[Collected data]
■ ■ ■ ■ ■ ■ ■

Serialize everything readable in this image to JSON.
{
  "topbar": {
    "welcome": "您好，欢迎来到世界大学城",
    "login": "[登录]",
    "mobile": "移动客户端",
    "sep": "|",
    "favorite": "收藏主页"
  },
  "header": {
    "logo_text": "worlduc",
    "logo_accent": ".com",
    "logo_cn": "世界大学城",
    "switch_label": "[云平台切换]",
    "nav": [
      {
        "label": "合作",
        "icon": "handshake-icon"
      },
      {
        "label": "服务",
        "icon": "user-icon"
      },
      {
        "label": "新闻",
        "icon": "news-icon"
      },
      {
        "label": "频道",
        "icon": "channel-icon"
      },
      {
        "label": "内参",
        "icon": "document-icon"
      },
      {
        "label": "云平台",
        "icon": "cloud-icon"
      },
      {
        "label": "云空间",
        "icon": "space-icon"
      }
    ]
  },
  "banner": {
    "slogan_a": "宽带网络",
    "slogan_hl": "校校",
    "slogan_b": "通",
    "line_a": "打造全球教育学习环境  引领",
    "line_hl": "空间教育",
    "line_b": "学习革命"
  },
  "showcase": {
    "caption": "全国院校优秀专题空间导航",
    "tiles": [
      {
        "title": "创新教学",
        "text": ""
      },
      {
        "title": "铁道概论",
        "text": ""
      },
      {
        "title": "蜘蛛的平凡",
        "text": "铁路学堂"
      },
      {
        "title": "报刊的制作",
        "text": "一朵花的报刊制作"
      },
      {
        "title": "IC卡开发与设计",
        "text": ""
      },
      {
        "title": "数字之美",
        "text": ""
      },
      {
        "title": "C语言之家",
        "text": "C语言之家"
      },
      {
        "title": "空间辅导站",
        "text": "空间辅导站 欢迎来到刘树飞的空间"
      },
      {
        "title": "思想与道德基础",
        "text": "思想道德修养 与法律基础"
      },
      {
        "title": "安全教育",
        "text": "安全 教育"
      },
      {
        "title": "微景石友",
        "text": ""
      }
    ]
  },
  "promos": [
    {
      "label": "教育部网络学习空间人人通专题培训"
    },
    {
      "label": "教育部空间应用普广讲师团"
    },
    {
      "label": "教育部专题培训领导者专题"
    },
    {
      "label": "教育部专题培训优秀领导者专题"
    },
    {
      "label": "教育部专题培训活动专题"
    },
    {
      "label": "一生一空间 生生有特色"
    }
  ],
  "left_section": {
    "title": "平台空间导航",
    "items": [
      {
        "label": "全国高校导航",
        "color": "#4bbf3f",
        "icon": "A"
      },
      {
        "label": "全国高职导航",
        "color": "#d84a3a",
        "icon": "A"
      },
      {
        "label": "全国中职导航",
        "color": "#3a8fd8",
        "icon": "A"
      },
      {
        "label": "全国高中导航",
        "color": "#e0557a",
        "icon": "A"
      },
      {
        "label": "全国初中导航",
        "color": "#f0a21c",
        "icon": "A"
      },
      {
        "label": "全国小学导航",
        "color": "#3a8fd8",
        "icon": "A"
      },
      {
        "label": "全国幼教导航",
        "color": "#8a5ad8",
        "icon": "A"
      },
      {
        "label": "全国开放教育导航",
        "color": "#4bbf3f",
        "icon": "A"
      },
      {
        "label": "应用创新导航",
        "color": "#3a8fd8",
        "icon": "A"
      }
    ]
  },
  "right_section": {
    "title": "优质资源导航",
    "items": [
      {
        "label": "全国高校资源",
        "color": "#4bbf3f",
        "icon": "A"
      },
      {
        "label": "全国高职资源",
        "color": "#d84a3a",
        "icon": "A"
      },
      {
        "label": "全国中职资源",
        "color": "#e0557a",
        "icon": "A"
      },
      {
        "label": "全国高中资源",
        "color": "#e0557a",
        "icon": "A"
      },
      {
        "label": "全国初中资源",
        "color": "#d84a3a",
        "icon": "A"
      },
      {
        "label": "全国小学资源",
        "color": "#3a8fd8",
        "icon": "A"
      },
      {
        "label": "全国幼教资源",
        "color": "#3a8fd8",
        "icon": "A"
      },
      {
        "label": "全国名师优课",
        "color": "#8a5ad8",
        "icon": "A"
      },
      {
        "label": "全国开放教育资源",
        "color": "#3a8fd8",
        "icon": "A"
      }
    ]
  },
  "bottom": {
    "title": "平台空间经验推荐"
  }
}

■ ■ ■ ■ ■ ■ ■

__Work instructions__. Output all of the data again, exactly.

__Solved exercise__.
Serialize everything readable in this image to JSON.
{
  "topbar": {
    "welcome": "您好，欢迎来到世界大学城",
    "login": "[登录]",
    "mobile": "移动客户端",
    "sep": "|",
    "favorite": "收藏主页"
  },
  "header": {
    "logo_text": "worlduc",
    "logo_accent": ".com",
    "logo_cn": "世界大学城",
    "switch_label": "[云平台切换]",
    "nav": [
      {
        "label": "合作",
        "icon": "handshake-icon"
      },
      {
        "label": "服务",
        "icon": "user-icon"
      },
      {
        "label": "新闻",
        "icon": "news-icon"
      },
      {
        "label": "频道",
        "icon": "channel-icon"
      },
      {
        "label": "内参",
        "icon": "document-icon"
      },
      {
        "label": "云平台",
        "icon": "cloud-icon"
      },
      {
        "label": "云空间",
        "icon": "space-icon"
      }
    ]
  },
  "banner": {
    "slogan_a": "宽带网络",
    "slogan_hl": "校校",
    "slogan_b": "通",
    "line_a": "打造全球教育学习环境  引领",
    "line_hl": "空间教育",
    "line_b": "学习革命"
  },
  "showcase": {
    "caption": "全国院校优秀专题空间导航",
    "tiles": [
      {
        "title": "创新教学",
        "text": ""
      },
      {
        "title": "铁道概论",
        "text": ""
      },
      {
        "title": "蜘蛛的平凡",
        "text": "铁路学堂"
      },
      {
        "title": "报刊的制作",
        "text": "一朵花的报刊制作"
      },
      {
        "title": "IC卡开发与设计",
        "text": ""
      },
      {
        "title": "数字之美",
        "text": ""
      },
      {
        "title": "C语言之家",
        "text": "C语言之家"
      },
      {
        "title": "空间辅导站",
        "text": "空间辅导站 欢迎来到刘树飞的空间"
      },
      {
        "title": "思想与道德基础",
        "text": "思想道德修养 与法律基础"
      },
      {
        "title": "安全教育",
        "text": "安全 教育"
      },
      {
        "title": "微景石友",
        "text": ""
      }
    ]
  },
  "promos": [
    {
      "label": "教育部网络学习空间人人通专题培训"
    },
    {
      "label": "教育部空间应用普广讲师团"
    },
    {
      "label": "教育部专题培训领导者专题"
    },
    {
      "label": "教育部专题培训优秀领导者专题"
    },
    {
      "label": "教育部专题培训活动专题"
    },
    {
      "label": "一生一空间 生生有特色"
    }
  ],
  "left_section": {
    "title": "平台空间导航",
    "items": [
      {
        "label": "全国高校导航",
        "color": "#4bbf3f",
        "icon": "A"
      },
      {
        "label": "全国高职导航",
        "color": "#d84a3a",
        "icon": "A"
      },
      {
        "label": "全国中职导航",
        "color": "#3a8fd8",
        "icon": "A"
      },
      {
        "label": "全国高中导航",
        "color": "#e0557a",
        "icon": "A"
      },
      {
        "label": "全国初中导航",
        "color": "#f0a21c",
        "icon": "A"
      },
      {
        "label": "全国小学导航",
        "color": "#3a8fd8",
        "icon": "A"
      },
      {
        "label": "全国幼教导航",
        "color": "#8a5ad8",
        "icon": "A"
      },
      {
        "label": "全国开放教育导航",
        "color": "#4bbf3f",
        "icon": "A"
      },
      {
        "label": "应用创新导航",
        "color": "#3a8fd8",
        "icon": "A"
      }
    ]
  },
  "right_section": {
    "title": "优质资源导航",
    "items": [
      {
        "label": "全国高校资源",
        "color": "#4bbf3f",
        "icon": "A"
      },
      {
        "label": "全国高职资源",
        "color": "#d84a3a",
        "icon": "A"
      },
      {
        "label": "全国中职资源",
        "color": "#e0557a",
        "icon": "A"
      },
      {
        "label": "全国高中资源",
        "color": "#e0557a",
        "icon": "A"
      },
      {
        "label": "全国初中资源",
        "color": "#d84a3a",
        "icon": "A"
      },
      {
        "label": "全国小学资源",
        "color": "#3a8fd8",
        "icon": "A"
      },
      {
        "label": "全国幼教资源",
        "color": "#3a8fd8",
        "icon": "A"
      },
      {
        "label": "全国名师优课",
        "color": "#8a5ad8",
        "icon": "A"
      },
      {
        "label": "全国开放教育资源",
        "color": "#3a8fd8",
        "icon": "A"
      }
    ]
  },
  "bottom": {
    "title": "平台空间经验推荐"
  }
}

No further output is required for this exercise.